Repeat the entire listing exactly.
..........
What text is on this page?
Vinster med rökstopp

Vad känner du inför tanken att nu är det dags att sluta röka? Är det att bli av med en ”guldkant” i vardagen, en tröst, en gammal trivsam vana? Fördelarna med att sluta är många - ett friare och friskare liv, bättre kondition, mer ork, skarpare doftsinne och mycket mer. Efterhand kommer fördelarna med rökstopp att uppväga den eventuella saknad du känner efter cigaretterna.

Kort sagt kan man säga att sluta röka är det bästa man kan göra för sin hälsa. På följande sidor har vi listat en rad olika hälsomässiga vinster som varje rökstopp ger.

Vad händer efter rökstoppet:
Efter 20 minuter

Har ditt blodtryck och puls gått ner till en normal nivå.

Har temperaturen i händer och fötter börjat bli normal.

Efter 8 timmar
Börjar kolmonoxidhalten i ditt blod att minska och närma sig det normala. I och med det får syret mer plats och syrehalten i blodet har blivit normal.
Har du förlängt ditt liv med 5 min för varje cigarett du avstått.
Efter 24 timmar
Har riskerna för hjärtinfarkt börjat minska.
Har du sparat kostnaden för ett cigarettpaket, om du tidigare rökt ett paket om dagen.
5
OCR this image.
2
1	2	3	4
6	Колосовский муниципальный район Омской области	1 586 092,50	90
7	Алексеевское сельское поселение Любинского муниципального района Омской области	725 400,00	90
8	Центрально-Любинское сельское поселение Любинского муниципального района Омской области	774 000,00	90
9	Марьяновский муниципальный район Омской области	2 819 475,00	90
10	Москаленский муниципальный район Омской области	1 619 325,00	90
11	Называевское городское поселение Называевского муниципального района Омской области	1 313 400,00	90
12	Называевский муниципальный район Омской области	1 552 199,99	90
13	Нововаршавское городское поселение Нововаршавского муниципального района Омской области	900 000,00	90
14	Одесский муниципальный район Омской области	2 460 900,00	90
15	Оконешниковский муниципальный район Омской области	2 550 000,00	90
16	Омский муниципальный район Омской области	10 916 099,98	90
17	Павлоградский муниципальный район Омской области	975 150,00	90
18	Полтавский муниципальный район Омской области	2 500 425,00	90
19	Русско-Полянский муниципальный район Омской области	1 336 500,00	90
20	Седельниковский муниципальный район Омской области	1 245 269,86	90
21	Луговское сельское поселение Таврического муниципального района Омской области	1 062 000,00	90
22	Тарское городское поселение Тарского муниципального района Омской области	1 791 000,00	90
..........
*FINISHED TASK:*
What text is on this page?
Vinster med rökstopp

Vad känner du inför tanken att nu är det dags att sluta röka? Är det att bli av med en ”guldkant” i vardagen, en tröst, en gammal trivsam vana? Fördelarna med att sluta är många - ett friare och friskare liv, bättre kondition, mer ork, skarpare doftsinne och mycket mer. Efterhand kommer fördelarna med rökstopp att uppväga den eventuella saknad du känner efter cigaretterna.

Kort sagt kan man säga att sluta röka är det bästa man kan göra för sin hälsa. På följande sidor har vi listat en rad olika hälsomässiga vinster som varje rökstopp ger.

Vad händer efter rökstoppet:
Efter 20 minuter

Har ditt blodtryck och puls gått ner till en normal nivå.

Har temperaturen i händer och fötter börjat bli normal.

Efter 8 timmar
Börjar kolmonoxidhalten i ditt blod att minska och närma sig det normala. I och med det får syret mer plats och syrehalten i blodet har blivit normal.
Har du förlängt ditt liv med 5 min för varje cigarett du avstått.
Efter 24 timmar
Har riskerna för hjärtinfarkt börjat minska.
Har du sparat kostnaden för ett cigarettpaket, om du tidigare rökt ett paket om dagen.
5
OCR this image.
2
1	2	3	4
6	Колосовский муниципальный район Омской области	1 586 092,50	90
7	Алексеевское сельское поселение Любинского муниципального района Омской области	725 400,00	90
8	Центрально-Любинское сельское поселение Любинского муниципального района Омской области	774 000,00	90
9	Марьяновский муниципальный район Омской области	2 819 475,00	90
10	Москаленский муниципальный район Омской области	1 619 325,00	90
11	Называевское городское поселение Называевского муниципального района Омской области	1 313 400,00	90
12	Называевский муниципальный район Омской области	1 552 199,99	90
13	Нововаршавское городское поселение Нововаршавского муниципального района Омской области	900 000,00	90
14	Одесский муниципальный район Омской области	2 460 900,00	90
15	Оконешниковский муниципальный район Омской области	2 550 000,00	90
16	Омский муниципальный район Омской области	10 916 099,98	90
17	Павлоградский муниципальный район Омской области	975 150,00	90
18	Полтавский муниципальный район Омской области	2 500 425,00	90
19	Русско-Полянский муниципальный район Омской области	1 336 500,00	90
20	Седельниковский муниципальный район Омской области	1 245 269,86	90
21	Луговское сельское поселение Таврического муниципального района Омской области	1 062 000,00	90
22	Тарское городское поселение Тарского муниципального района Омской области	1 791 000,00	90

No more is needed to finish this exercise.